Begin Items

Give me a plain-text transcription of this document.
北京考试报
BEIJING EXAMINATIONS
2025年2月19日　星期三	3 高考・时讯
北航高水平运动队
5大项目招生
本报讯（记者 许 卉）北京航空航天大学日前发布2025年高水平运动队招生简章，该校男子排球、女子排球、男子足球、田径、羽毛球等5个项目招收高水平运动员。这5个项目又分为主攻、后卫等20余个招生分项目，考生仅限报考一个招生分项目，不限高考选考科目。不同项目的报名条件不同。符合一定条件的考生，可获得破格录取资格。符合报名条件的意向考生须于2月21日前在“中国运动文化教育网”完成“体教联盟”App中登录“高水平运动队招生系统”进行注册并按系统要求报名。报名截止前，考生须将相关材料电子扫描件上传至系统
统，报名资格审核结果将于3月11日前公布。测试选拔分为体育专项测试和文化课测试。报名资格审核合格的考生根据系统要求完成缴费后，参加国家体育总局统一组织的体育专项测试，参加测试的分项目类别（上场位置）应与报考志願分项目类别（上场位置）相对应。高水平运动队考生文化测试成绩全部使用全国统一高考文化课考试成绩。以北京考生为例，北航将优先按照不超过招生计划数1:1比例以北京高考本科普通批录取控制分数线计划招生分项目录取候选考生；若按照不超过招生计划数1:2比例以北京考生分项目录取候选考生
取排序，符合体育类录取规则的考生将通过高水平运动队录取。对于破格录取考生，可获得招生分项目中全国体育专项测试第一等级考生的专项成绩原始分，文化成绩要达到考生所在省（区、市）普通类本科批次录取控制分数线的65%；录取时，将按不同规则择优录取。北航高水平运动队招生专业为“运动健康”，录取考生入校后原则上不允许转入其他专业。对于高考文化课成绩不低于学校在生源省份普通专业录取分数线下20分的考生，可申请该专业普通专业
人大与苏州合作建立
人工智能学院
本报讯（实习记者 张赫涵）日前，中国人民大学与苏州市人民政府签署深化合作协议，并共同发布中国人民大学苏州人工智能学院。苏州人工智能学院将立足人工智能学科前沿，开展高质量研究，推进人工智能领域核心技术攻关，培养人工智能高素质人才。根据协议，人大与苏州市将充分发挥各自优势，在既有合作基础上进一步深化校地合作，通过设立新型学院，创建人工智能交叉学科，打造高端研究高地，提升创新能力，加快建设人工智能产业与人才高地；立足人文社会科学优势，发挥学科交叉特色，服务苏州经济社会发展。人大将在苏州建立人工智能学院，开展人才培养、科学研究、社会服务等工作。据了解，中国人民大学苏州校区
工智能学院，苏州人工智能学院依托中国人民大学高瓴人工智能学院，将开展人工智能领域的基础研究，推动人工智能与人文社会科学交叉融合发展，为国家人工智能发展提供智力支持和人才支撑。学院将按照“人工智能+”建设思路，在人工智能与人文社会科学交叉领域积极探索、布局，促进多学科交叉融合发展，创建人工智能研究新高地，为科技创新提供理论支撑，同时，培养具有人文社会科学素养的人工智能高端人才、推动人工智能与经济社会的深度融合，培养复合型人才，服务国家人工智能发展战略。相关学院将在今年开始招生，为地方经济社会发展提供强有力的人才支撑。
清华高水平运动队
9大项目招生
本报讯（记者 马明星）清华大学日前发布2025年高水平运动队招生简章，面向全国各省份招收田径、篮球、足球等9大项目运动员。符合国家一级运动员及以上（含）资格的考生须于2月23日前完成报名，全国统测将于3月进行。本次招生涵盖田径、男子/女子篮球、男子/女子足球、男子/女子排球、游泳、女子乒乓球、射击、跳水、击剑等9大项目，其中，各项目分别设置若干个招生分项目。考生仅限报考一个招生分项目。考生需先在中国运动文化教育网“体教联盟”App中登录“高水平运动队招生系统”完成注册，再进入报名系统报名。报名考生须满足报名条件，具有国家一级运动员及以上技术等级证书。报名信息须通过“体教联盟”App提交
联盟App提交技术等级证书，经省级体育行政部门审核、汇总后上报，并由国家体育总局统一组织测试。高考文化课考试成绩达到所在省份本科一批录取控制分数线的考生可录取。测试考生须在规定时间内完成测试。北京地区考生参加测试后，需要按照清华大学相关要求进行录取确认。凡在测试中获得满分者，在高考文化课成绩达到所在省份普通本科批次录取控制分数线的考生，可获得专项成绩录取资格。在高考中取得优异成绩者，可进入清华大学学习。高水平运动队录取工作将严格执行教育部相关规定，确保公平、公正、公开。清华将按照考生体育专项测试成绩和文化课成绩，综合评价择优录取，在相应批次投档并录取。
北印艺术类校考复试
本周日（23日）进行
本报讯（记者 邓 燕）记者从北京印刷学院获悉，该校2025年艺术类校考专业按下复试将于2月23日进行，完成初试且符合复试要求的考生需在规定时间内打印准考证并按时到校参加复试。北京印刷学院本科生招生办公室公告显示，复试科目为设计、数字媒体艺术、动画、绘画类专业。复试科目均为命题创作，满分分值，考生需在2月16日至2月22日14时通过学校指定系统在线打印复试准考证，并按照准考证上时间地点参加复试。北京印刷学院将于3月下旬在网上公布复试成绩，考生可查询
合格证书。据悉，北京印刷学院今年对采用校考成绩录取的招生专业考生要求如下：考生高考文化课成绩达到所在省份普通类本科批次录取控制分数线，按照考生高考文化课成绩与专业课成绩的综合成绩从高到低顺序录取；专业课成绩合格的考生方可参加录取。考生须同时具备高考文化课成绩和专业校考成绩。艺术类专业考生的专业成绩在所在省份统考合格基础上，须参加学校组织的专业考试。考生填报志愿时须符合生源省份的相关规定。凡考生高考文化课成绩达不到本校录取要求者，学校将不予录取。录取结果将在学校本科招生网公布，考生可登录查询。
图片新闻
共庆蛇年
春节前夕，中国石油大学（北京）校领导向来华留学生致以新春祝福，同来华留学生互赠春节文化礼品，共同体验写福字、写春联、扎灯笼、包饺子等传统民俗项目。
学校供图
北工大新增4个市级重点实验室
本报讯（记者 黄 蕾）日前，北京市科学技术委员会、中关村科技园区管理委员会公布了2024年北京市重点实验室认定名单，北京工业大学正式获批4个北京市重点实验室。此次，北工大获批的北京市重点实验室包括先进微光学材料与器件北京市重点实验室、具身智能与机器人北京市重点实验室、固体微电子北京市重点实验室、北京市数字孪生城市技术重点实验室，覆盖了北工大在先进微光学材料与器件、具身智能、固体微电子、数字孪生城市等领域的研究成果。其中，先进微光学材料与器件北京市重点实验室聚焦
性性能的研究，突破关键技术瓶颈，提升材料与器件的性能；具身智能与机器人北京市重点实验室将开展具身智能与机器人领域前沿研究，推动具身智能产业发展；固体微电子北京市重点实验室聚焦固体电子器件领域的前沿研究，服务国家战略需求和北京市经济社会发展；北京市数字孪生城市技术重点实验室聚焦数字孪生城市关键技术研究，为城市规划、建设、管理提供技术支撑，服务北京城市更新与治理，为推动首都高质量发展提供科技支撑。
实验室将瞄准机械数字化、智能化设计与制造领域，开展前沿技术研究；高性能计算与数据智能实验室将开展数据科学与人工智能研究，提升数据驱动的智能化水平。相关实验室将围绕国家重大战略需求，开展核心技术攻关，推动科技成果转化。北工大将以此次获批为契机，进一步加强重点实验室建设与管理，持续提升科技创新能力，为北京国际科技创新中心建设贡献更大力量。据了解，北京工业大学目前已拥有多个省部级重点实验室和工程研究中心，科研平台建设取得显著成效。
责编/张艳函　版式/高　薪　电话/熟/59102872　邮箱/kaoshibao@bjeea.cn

End Items

- [Work instructions] Retype all of the material, keeping each line exact.

- [Exercise solution]
Give me a plain-text transcription of this document.
北京考试报
BEIJING EXAMINATIONS
2025年2月19日　星期三	3 高考・时讯
北航高水平运动队
5大项目招生
本报讯（记者 许 卉）北京航空航天大学日前发布2025年高水平运动队招生简章，该校男子排球、女子排球、男子足球、田径、羽毛球等5个项目招收高水平运动员。这5个项目又分为主攻、后卫等20余个招生分项目，考生仅限报考一个招生分项目，不限高考选考科目。不同项目的报名条件不同。符合一定条件的考生，可获得破格录取资格。符合报名条件的意向考生须于2月21日前在“中国运动文化教育网”完成“体教联盟”App中登录“高水平运动队招生系统”进行注册并按系统要求报名。报名截止前，考生须将相关材料电子扫描件上传至系统
统，报名资格审核结果将于3月11日前公布。测试选拔分为体育专项测试和文化课测试。报名资格审核合格的考生根据系统要求完成缴费后，参加国家体育总局统一组织的体育专项测试，参加测试的分项目类别（上场位置）应与报考志願分项目类别（上场位置）相对应。高水平运动队考生文化测试成绩全部使用全国统一高考文化课考试成绩。以北京考生为例，北航将优先按照不超过招生计划数1:1比例以北京高考本科普通批录取控制分数线计划招生分项目录取候选考生；若按照不超过招生计划数1:2比例以北京考生分项目录取候选考生
取排序，符合体育类录取规则的考生将通过高水平运动队录取。对于破格录取考生，可获得招生分项目中全国体育专项测试第一等级考生的专项成绩原始分，文化成绩要达到考生所在省（区、市）普通类本科批次录取控制分数线的65%；录取时，将按不同规则择优录取。北航高水平运动队招生专业为“运动健康”，录取考生入校后原则上不允许转入其他专业。对于高考文化课成绩不低于学校在生源省份普通专业录取分数线下20分的考生，可申请该专业普通专业
人大与苏州合作建立
人工智能学院
本报讯（实习记者 张赫涵）日前，中国人民大学与苏州市人民政府签署深化合作协议，并共同发布中国人民大学苏州人工智能学院。苏州人工智能学院将立足人工智能学科前沿，开展高质量研究，推进人工智能领域核心技术攻关，培养人工智能高素质人才。根据协议，人大与苏州市将充分发挥各自优势，在既有合作基础上进一步深化校地合作，通过设立新型学院，创建人工智能交叉学科，打造高端研究高地，提升创新能力，加快建设人工智能产业与人才高地；立足人文社会科学优势，发挥学科交叉特色，服务苏州经济社会发展。人大将在苏州建立人工智能学院，开展人才培养、科学研究、社会服务等工作。据了解，中国人民大学苏州校区
工智能学院，苏州人工智能学院依托中国人民大学高瓴人工智能学院，将开展人工智能领域的基础研究，推动人工智能与人文社会科学交叉融合发展，为国家人工智能发展提供智力支持和人才支撑。学院将按照“人工智能+”建设思路，在人工智能与人文社会科学交叉领域积极探索、布局，促进多学科交叉融合发展，创建人工智能研究新高地，为科技创新提供理论支撑，同时，培养具有人文社会科学素养的人工智能高端人才、推动人工智能与经济社会的深度融合，培养复合型人才，服务国家人工智能发展战略。相关学院将在今年开始招生，为地方经济社会发展提供强有力的人才支撑。
清华高水平运动队
9大项目招生
本报讯（记者 马明星）清华大学日前发布2025年高水平运动队招生简章，面向全国各省份招收田径、篮球、足球等9大项目运动员。符合国家一级运动员及以上（含）资格的考生须于2月23日前完成报名，全国统测将于3月进行。本次招生涵盖田径、男子/女子篮球、男子/女子足球、男子/女子排球、游泳、女子乒乓球、射击、跳水、击剑等9大项目，其中，各项目分别设置若干个招生分项目。考生仅限报考一个招生分项目。考生需先在中国运动文化教育网“体教联盟”App中登录“高水平运动队招生系统”完成注册，再进入报名系统报名。报名考生须满足报名条件，具有国家一级运动员及以上技术等级证书。报名信息须通过“体教联盟”App提交
联盟App提交技术等级证书，经省级体育行政部门审核、汇总后上报，并由国家体育总局统一组织测试。高考文化课考试成绩达到所在省份本科一批录取控制分数线的考生可录取。测试考生须在规定时间内完成测试。北京地区考生参加测试后，需要按照清华大学相关要求进行录取确认。凡在测试中获得满分者，在高考文化课成绩达到所在省份普通本科批次录取控制分数线的考生，可获得专项成绩录取资格。在高考中取得优异成绩者，可进入清华大学学习。高水平运动队录取工作将严格执行教育部相关规定，确保公平、公正、公开。清华将按照考生体育专项测试成绩和文化课成绩，综合评价择优录取，在相应批次投档并录取。
北印艺术类校考复试
本周日（23日）进行
本报讯（记者 邓 燕）记者从北京印刷学院获悉，该校2025年艺术类校考专业按下复试将于2月23日进行，完成初试且符合复试要求的考生需在规定时间内打印准考证并按时到校参加复试。北京印刷学院本科生招生办公室公告显示，复试科目为设计、数字媒体艺术、动画、绘画类专业。复试科目均为命题创作，满分分值，考生需在2月16日至2月22日14时通过学校指定系统在线打印复试准考证，并按照准考证上时间地点参加复试。北京印刷学院将于3月下旬在网上公布复试成绩，考生可查询
合格证书。据悉，北京印刷学院今年对采用校考成绩录取的招生专业考生要求如下：考生高考文化课成绩达到所在省份普通类本科批次录取控制分数线，按照考生高考文化课成绩与专业课成绩的综合成绩从高到低顺序录取；专业课成绩合格的考生方可参加录取。考生须同时具备高考文化课成绩和专业校考成绩。艺术类专业考生的专业成绩在所在省份统考合格基础上，须参加学校组织的专业考试。考生填报志愿时须符合生源省份的相关规定。凡考生高考文化课成绩达不到本校录取要求者，学校将不予录取。录取结果将在学校本科招生网公布，考生可登录查询。
图片新闻
共庆蛇年
春节前夕，中国石油大学（北京）校领导向来华留学生致以新春祝福，同来华留学生互赠春节文化礼品，共同体验写福字、写春联、扎灯笼、包饺子等传统民俗项目。
学校供图
北工大新增4个市级重点实验室
本报讯（记者 黄 蕾）日前，北京市科学技术委员会、中关村科技园区管理委员会公布了2024年北京市重点实验室认定名单，北京工业大学正式获批4个北京市重点实验室。此次，北工大获批的北京市重点实验室包括先进微光学材料与器件北京市重点实验室、具身智能与机器人北京市重点实验室、固体微电子北京市重点实验室、北京市数字孪生城市技术重点实验室，覆盖了北工大在先进微光学材料与器件、具身智能、固体微电子、数字孪生城市等领域的研究成果。其中，先进微光学材料与器件北京市重点实验室聚焦
性性能的研究，突破关键技术瓶颈，提升材料与器件的性能；具身智能与机器人北京市重点实验室将开展具身智能与机器人领域前沿研究，推动具身智能产业发展；固体微电子北京市重点实验室聚焦固体电子器件领域的前沿研究，服务国家战略需求和北京市经济社会发展；北京市数字孪生城市技术重点实验室聚焦数字孪生城市关键技术研究，为城市规划、建设、管理提供技术支撑，服务北京城市更新与治理，为推动首都高质量发展提供科技支撑。
实验室将瞄准机械数字化、智能化设计与制造领域，开展前沿技术研究；高性能计算与数据智能实验室将开展数据科学与人工智能研究，提升数据驱动的智能化水平。相关实验室将围绕国家重大战略需求，开展核心技术攻关，推动科技成果转化。北工大将以此次获批为契机，进一步加强重点实验室建设与管理，持续提升科技创新能力，为北京国际科技创新中心建设贡献更大力量。据了解，北京工业大学目前已拥有多个省部级重点实验室和工程研究中心，科研平台建设取得显著成效。
责编/张艳函　版式/高　薪　电话/熟/59102872　邮箱/kaoshibao@bjeea.cn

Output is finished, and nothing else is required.